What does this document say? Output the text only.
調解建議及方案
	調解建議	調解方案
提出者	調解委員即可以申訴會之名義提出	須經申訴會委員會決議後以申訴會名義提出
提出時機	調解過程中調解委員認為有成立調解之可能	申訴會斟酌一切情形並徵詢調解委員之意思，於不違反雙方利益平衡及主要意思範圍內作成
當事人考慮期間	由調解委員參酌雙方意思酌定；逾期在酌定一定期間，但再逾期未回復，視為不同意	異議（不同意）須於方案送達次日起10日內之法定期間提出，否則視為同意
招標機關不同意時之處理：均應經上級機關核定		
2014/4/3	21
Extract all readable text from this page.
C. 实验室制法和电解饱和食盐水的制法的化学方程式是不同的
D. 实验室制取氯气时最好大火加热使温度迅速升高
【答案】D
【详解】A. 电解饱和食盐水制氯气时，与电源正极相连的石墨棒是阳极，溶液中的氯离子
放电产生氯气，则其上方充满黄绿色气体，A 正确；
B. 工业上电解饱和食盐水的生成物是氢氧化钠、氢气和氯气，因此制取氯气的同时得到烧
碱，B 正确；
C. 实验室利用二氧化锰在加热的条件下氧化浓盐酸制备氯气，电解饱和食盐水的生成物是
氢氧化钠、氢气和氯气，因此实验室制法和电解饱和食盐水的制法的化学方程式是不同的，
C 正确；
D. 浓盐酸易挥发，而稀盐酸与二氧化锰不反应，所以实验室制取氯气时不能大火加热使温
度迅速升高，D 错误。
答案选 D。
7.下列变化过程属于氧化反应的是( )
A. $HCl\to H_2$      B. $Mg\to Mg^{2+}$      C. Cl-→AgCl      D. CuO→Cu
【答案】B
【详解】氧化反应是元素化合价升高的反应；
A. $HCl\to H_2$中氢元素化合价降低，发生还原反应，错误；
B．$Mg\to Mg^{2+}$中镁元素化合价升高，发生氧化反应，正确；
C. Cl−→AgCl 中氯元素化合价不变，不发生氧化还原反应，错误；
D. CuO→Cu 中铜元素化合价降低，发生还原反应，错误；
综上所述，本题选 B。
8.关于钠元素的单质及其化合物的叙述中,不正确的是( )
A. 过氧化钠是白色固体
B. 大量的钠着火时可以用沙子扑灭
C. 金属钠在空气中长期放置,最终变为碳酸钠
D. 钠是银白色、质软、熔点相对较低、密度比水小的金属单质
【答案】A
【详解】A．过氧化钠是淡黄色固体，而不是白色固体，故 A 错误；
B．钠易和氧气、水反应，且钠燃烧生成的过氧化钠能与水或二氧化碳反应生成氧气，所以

# [What needs to be done]
Please repeat all the records above exactly as they appear.

# [Written response]
What does this document say? Output the text only.
調解建議及方案
	調解建議	調解方案
提出者	調解委員即可以申訴會之名義提出	須經申訴會委員會決議後以申訴會名義提出
提出時機	調解過程中調解委員認為有成立調解之可能	申訴會斟酌一切情形並徵詢調解委員之意思，於不違反雙方利益平衡及主要意思範圍內作成
當事人考慮期間	由調解委員參酌雙方意思酌定；逾期在酌定一定期間，但再逾期未回復，視為不同意	異議（不同意）須於方案送達次日起10日內之法定期間提出，否則視為同意
招標機關不同意時之處理：均應經上級機關核定		
2014/4/3	21
Extract all readable text from this page.
C. 实验室制法和电解饱和食盐水的制法的化学方程式是不同的
D. 实验室制取氯气时最好大火加热使温度迅速升高
【答案】D
【详解】A. 电解饱和食盐水制氯气时，与电源正极相连的石墨棒是阳极，溶液中的氯离子
放电产生氯气，则其上方充满黄绿色气体，A 正确；
B. 工业上电解饱和食盐水的生成物是氢氧化钠、氢气和氯气，因此制取氯气的同时得到烧
碱，B 正确；
C. 实验室利用二氧化锰在加热的条件下氧化浓盐酸制备氯气，电解饱和食盐水的生成物是
氢氧化钠、氢气和氯气，因此实验室制法和电解饱和食盐水的制法的化学方程式是不同的，
C 正确；
D. 浓盐酸易挥发，而稀盐酸与二氧化锰不反应，所以实验室制取氯气时不能大火加热使温
度迅速升高，D 错误。
答案选 D。
7.下列变化过程属于氧化反应的是( )
A. $HCl\to H_2$      B. $Mg\to Mg^{2+}$      C. Cl-→AgCl      D. CuO→Cu
【答案】B
【详解】氧化反应是元素化合价升高的反应；
A. $HCl\to H_2$中氢元素化合价降低，发生还原反应，错误；
B．$Mg\to Mg^{2+}$中镁元素化合价升高，发生氧化反应，正确；
C. Cl−→AgCl 中氯元素化合价不变，不发生氧化还原反应，错误；
D. CuO→Cu 中铜元素化合价降低，发生还原反应，错误；
综上所述，本题选 B。
8.关于钠元素的单质及其化合物的叙述中,不正确的是( )
A. 过氧化钠是白色固体
B. 大量的钠着火时可以用沙子扑灭
C. 金属钠在空气中长期放置,最终变为碳酸钠
D. 钠是银白色、质软、熔点相对较低、密度比水小的金属单质
【答案】A
【详解】A．过氧化钠是淡黄色固体，而不是白色固体，故 A 错误；
B．钠易和氧气、水反应，且钠燃烧生成的过氧化钠能与水或二氧化碳反应生成氧气，所以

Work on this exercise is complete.